-- Instruction --
Copy every line of the listing below as it stands, omitting the pictures from your output.

[Entries from a dataset]
** begin **

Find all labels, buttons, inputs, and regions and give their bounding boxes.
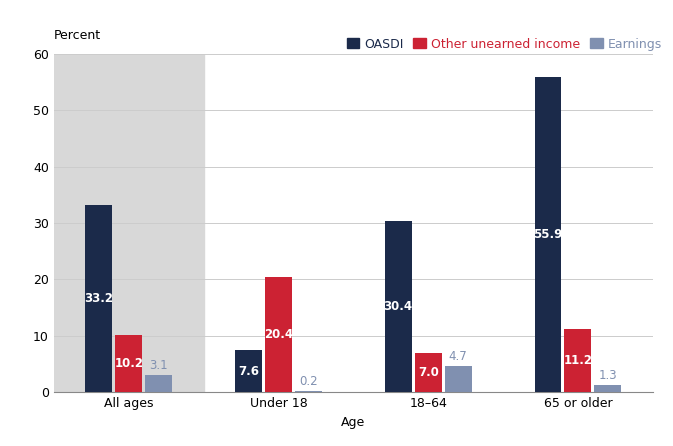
Bar [265, 277, 292, 392]
Bar [565, 329, 592, 392]
Bar [54, 54, 203, 392]
Text: 7.0: 7.0 [418, 366, 439, 379]
Text: 3.1: 3.1 [149, 359, 168, 372]
Bar [295, 391, 322, 392]
Text: 4.7: 4.7 [449, 350, 468, 363]
Text: 0.2: 0.2 [299, 375, 318, 388]
Bar [235, 350, 262, 392]
X-axis label: Age: Age [341, 416, 365, 429]
Text: 11.2: 11.2 [563, 354, 592, 368]
Text: 20.4: 20.4 [264, 328, 293, 341]
Bar [85, 205, 112, 392]
Bar [534, 77, 561, 392]
Bar [145, 375, 172, 392]
Text: Percent: Percent [54, 29, 101, 42]
Text: 10.2: 10.2 [114, 357, 143, 370]
Legend: OASDI, Other unearned income, Earnings: OASDI, Other unearned income, Earnings [342, 33, 667, 56]
Bar [594, 385, 621, 392]
Bar [115, 335, 142, 392]
Text: 30.4: 30.4 [384, 300, 413, 313]
Bar [445, 366, 472, 392]
Text: 1.3: 1.3 [598, 369, 617, 382]
Bar [385, 221, 412, 392]
Bar [415, 353, 441, 392]
Text: 7.6: 7.6 [238, 364, 259, 377]
Text: 33.2: 33.2 [84, 292, 113, 305]
Text: 55.9: 55.9 [533, 228, 563, 241]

** end **

-- Response for this exercise --
Find all labels, buttons, inputs, and regions and give their bounding boxes.
Bar [265, 277, 292, 392]
Bar [565, 329, 592, 392]
Bar [54, 54, 203, 392]
Text: 7.0: 7.0 [418, 366, 439, 379]
Text: 3.1: 3.1 [149, 359, 168, 372]
Bar [295, 391, 322, 392]
Text: 4.7: 4.7 [449, 350, 468, 363]
Text: 0.2: 0.2 [299, 375, 318, 388]
Bar [235, 350, 262, 392]
X-axis label: Age: Age [341, 416, 365, 429]
Text: 11.2: 11.2 [563, 354, 592, 368]
Text: 20.4: 20.4 [264, 328, 293, 341]
Bar [85, 205, 112, 392]
Bar [534, 77, 561, 392]
Bar [145, 375, 172, 392]
Text: Percent: Percent [54, 29, 101, 42]
Text: 10.2: 10.2 [114, 357, 143, 370]
Legend: OASDI, Other unearned income, Earnings: OASDI, Other unearned income, Earnings [342, 33, 667, 56]
Bar [594, 385, 621, 392]
Bar [115, 335, 142, 392]
Text: 30.4: 30.4 [384, 300, 413, 313]
Bar [445, 366, 472, 392]
Text: 1.3: 1.3 [598, 369, 617, 382]
Bar [385, 221, 412, 392]
Bar [415, 353, 441, 392]
Text: 7.6: 7.6 [238, 364, 259, 377]
Text: 33.2: 33.2 [84, 292, 113, 305]
Text: 55.9: 55.9 [533, 228, 563, 241]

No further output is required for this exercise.